• **PROBLEM DESCRIPTION**: Each line of the material below that holds the word "ՀԱՅԿԱՐ" needs to be copied.

-*-*-

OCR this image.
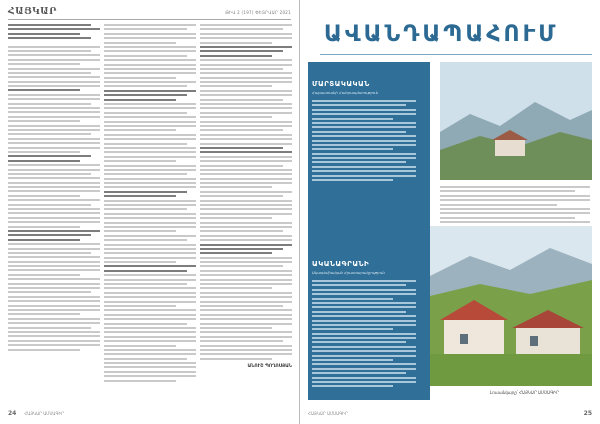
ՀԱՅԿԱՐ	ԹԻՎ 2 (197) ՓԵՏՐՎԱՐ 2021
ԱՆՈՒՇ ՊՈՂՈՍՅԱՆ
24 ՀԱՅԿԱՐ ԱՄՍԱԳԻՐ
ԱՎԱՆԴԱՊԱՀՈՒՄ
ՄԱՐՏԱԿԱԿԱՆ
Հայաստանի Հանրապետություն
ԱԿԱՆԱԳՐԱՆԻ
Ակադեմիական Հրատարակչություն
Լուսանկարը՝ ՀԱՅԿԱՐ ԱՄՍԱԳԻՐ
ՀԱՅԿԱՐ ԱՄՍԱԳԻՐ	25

-*-*-

• **REPLY TO THE EXERCISE**:
ՀԱՅԿԱՐ	ԹԻՎ 2 (197) ՓԵՏՐՎԱՐ 2021
24 ՀԱՅԿԱՐ ԱՄՍԱԳԻՐ
Լուսանկարը՝ ՀԱՅԿԱՐ ԱՄՍԱԳԻՐ
ՀԱՅԿԱՐ ԱՄՍԱԳԻՐ	25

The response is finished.